EXERCISE
Reproduce the entries below in full, word for word.

-- Start --

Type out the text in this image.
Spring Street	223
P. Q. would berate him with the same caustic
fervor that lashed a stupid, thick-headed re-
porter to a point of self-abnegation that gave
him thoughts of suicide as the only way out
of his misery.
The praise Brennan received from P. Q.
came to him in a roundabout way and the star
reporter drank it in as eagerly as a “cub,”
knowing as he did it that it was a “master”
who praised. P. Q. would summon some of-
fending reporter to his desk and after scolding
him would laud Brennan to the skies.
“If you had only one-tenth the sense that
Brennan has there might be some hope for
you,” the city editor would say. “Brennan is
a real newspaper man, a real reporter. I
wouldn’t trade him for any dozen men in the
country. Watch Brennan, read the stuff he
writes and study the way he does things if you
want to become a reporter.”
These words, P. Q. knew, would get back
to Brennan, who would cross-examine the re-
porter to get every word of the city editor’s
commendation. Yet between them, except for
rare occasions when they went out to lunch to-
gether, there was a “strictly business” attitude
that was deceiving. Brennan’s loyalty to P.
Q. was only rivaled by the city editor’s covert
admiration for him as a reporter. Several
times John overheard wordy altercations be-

-- End --

EXERCISE SOLUTION
Type out the text in this image.
Spring Street	223
P. Q. would berate him with the same caustic
fervor that lashed a stupid, thick-headed re-
porter to a point of self-abnegation that gave
him thoughts of suicide as the only way out
of his misery.
The praise Brennan received from P. Q.
came to him in a roundabout way and the star
reporter drank it in as eagerly as a “cub,”
knowing as he did it that it was a “master”
who praised. P. Q. would summon some of-
fending reporter to his desk and after scolding
him would laud Brennan to the skies.
“If you had only one-tenth the sense that
Brennan has there might be some hope for
you,” the city editor would say. “Brennan is
a real newspaper man, a real reporter. I
wouldn’t trade him for any dozen men in the
country. Watch Brennan, read the stuff he
writes and study the way he does things if you
want to become a reporter.”
These words, P. Q. knew, would get back
to Brennan, who would cross-examine the re-
porter to get every word of the city editor’s
commendation. Yet between them, except for
rare occasions when they went out to lunch to-
gether, there was a “strictly business” attitude
that was deceiving. Brennan’s loyalty to P.
Q. was only rivaled by the city editor’s covert
admiration for him as a reporter. Several
times John overheard wordy altercations be-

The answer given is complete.